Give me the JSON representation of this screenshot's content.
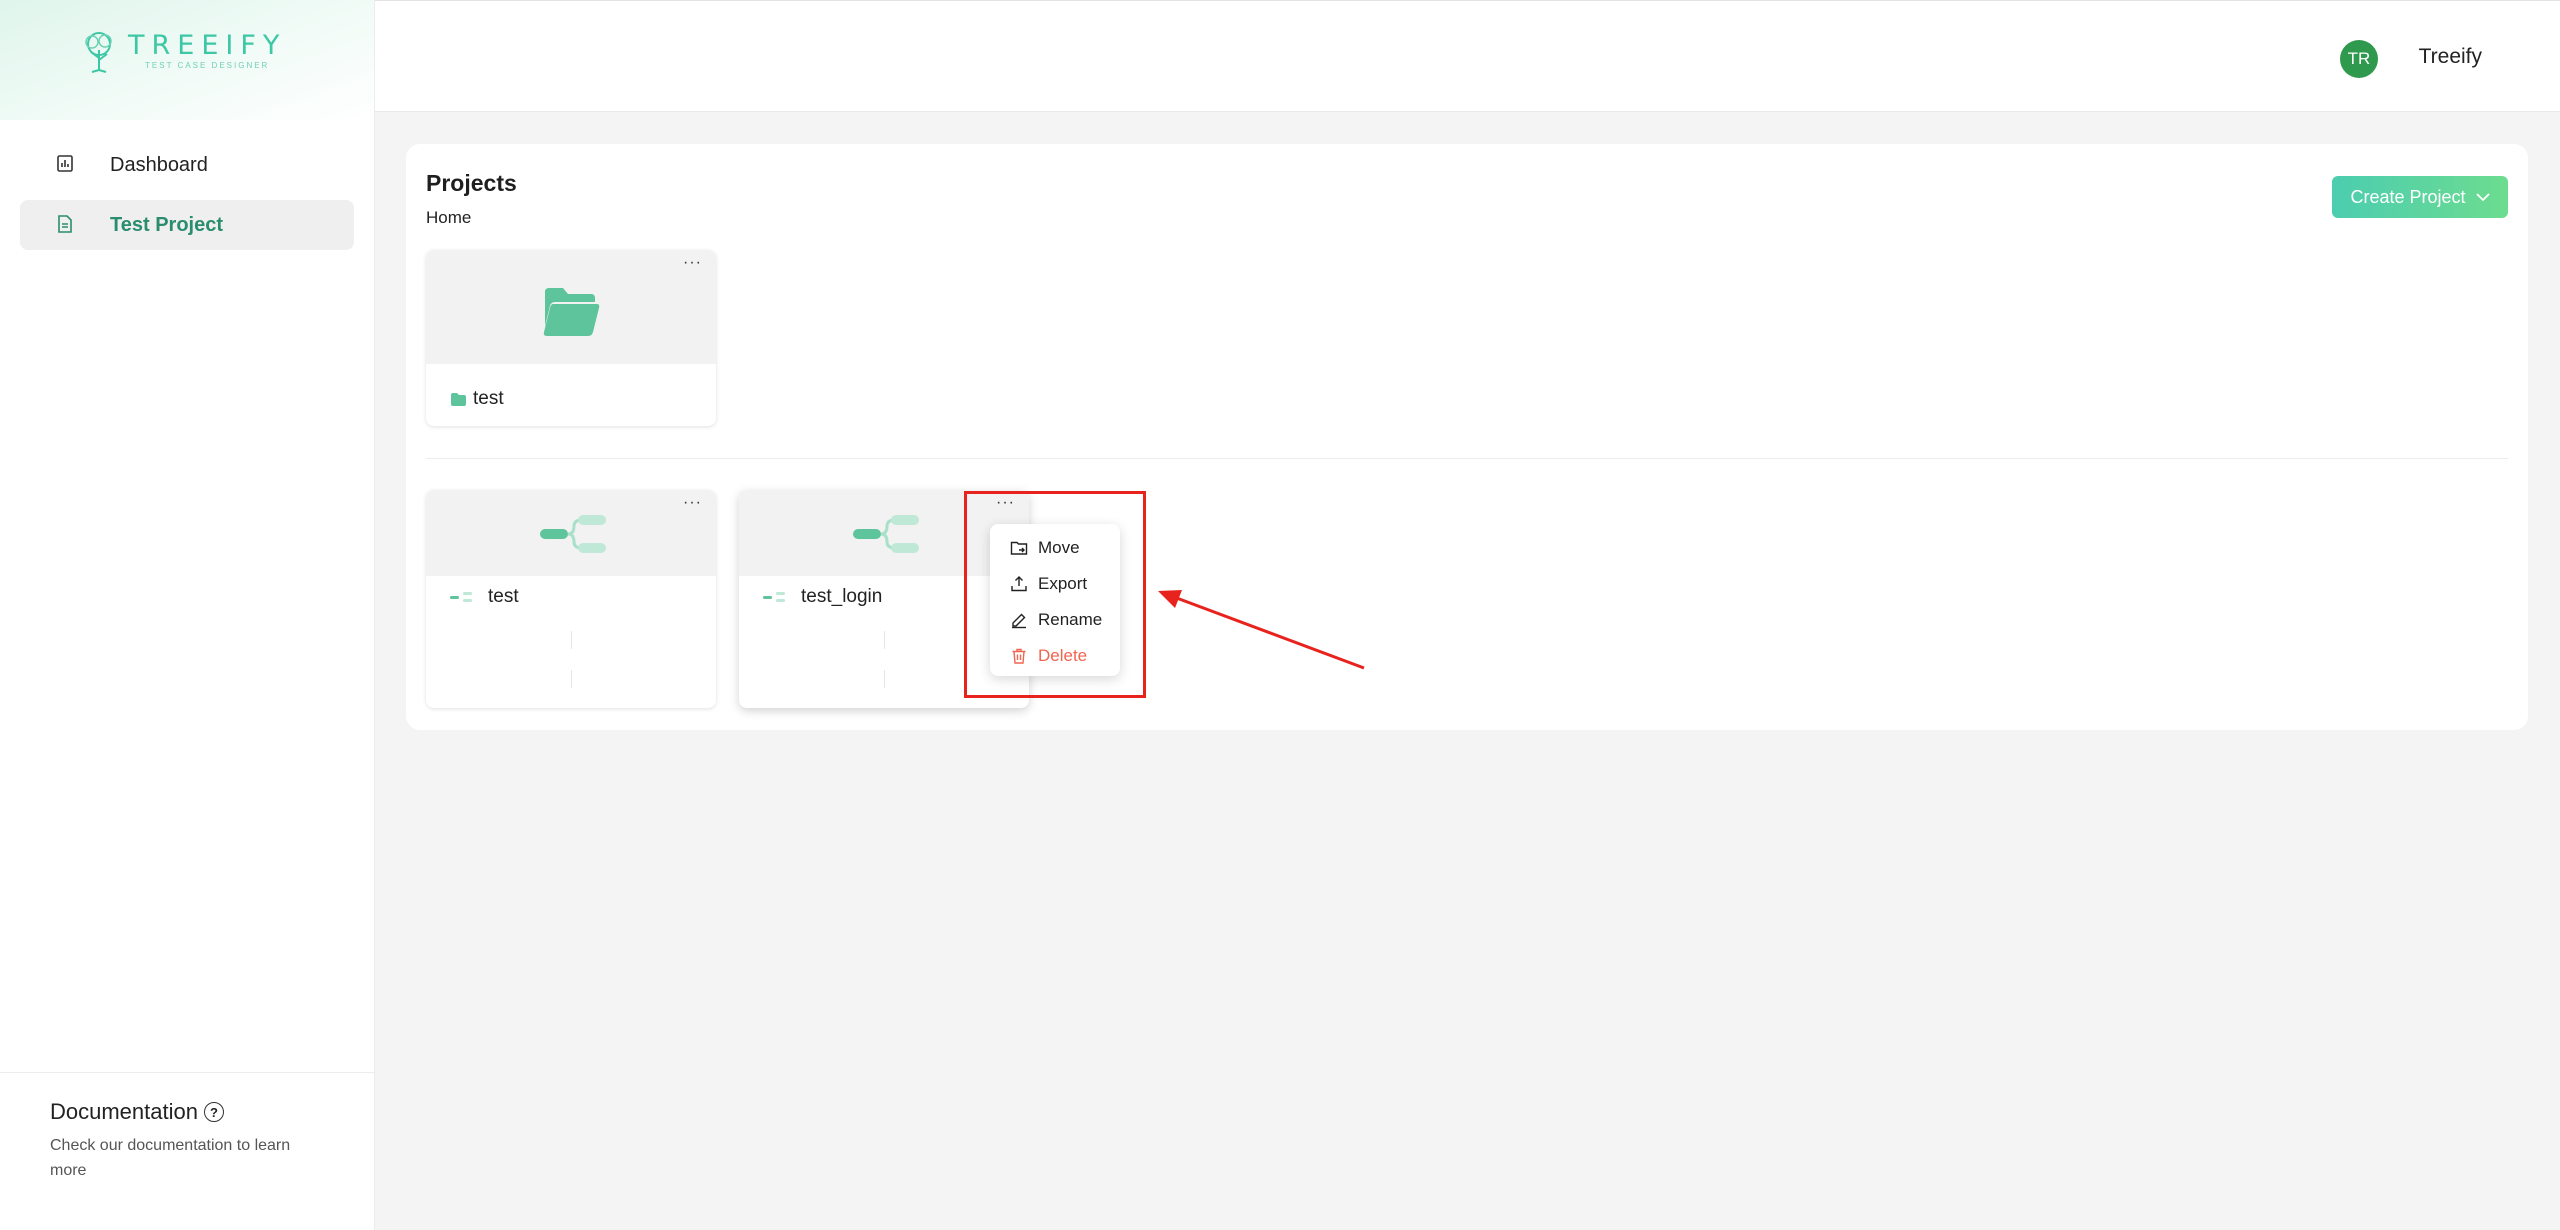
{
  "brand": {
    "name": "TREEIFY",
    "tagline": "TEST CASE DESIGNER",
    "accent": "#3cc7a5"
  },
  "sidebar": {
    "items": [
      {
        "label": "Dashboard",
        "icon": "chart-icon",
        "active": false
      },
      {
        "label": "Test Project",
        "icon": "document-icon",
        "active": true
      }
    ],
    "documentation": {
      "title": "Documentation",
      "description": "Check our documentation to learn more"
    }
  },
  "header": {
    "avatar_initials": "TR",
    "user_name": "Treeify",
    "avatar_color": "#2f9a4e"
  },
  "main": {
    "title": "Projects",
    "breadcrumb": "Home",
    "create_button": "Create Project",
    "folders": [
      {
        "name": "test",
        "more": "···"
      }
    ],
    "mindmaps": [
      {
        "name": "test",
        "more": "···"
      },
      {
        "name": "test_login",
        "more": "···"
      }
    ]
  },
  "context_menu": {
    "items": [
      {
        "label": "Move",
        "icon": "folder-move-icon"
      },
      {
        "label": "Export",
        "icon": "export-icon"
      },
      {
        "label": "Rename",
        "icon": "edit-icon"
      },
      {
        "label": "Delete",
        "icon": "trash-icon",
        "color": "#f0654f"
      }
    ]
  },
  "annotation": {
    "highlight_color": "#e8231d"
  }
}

- - -

Give back each entry exactly as it appears, with no pictures.

Give me the JSON representation of this screenshot's content.
{
  "brand": {
    "name": "TREEIFY",
    "tagline": "TEST CASE DESIGNER",
    "accent": "#3cc7a5"
  },
  "sidebar": {
    "items": [
      {
        "label": "Dashboard",
        "icon": "chart-icon",
        "active": false
      },
      {
        "label": "Test Project",
        "icon": "document-icon",
        "active": true
      }
    ],
    "documentation": {
      "title": "Documentation",
      "description": "Check our documentation to learn more"
    }
  },
  "header": {
    "avatar_initials": "TR",
    "user_name": "Treeify",
    "avatar_color": "#2f9a4e"
  },
  "main": {
    "title": "Projects",
    "breadcrumb": "Home",
    "create_button": "Create Project",
    "folders": [
      {
        "name": "test",
        "more": "···"
      }
    ],
    "mindmaps": [
      {
        "name": "test",
        "more": "···"
      },
      {
        "name": "test_login",
        "more": "···"
      }
    ]
  },
  "context_menu": {
    "items": [
      {
        "label": "Move",
        "icon": "folder-move-icon"
      },
      {
        "label": "Export",
        "icon": "export-icon"
      },
      {
        "label": "Rename",
        "icon": "edit-icon"
      },
      {
        "label": "Delete",
        "icon": "trash-icon",
        "color": "#f0654f"
      }
    ]
  },
  "annotation": {
    "highlight_color": "#e8231d"
  }
}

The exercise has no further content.